── INFORMATION PROVIDED

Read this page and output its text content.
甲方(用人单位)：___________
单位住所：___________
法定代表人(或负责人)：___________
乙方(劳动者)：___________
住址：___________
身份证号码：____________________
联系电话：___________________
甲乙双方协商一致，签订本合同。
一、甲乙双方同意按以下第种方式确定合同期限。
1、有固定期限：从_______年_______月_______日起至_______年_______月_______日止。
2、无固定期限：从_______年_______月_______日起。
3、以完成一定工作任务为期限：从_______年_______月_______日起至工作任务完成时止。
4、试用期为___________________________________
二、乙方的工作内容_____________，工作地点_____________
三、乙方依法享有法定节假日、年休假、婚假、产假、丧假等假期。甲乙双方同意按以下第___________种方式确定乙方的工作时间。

────

Quote the entire listing above exactly.

Read this page and output its text content.
甲方(用人单位)：___________
单位住所：___________
法定代表人(或负责人)：___________
乙方(劳动者)：___________
住址：___________
身份证号码：____________________
联系电话：___________________
甲乙双方协商一致，签订本合同。
一、甲乙双方同意按以下第种方式确定合同期限。
1、有固定期限：从_______年_______月_______日起至_______年_______月_______日止。
2、无固定期限：从_______年_______月_______日起。
3、以完成一定工作任务为期限：从_______年_______月_______日起至工作任务完成时止。
4、试用期为___________________________________
二、乙方的工作内容_____________，工作地点_____________
三、乙方依法享有法定节假日、年休假、婚假、产假、丧假等假期。甲乙双方同意按以下第___________种方式确定乙方的工作时间。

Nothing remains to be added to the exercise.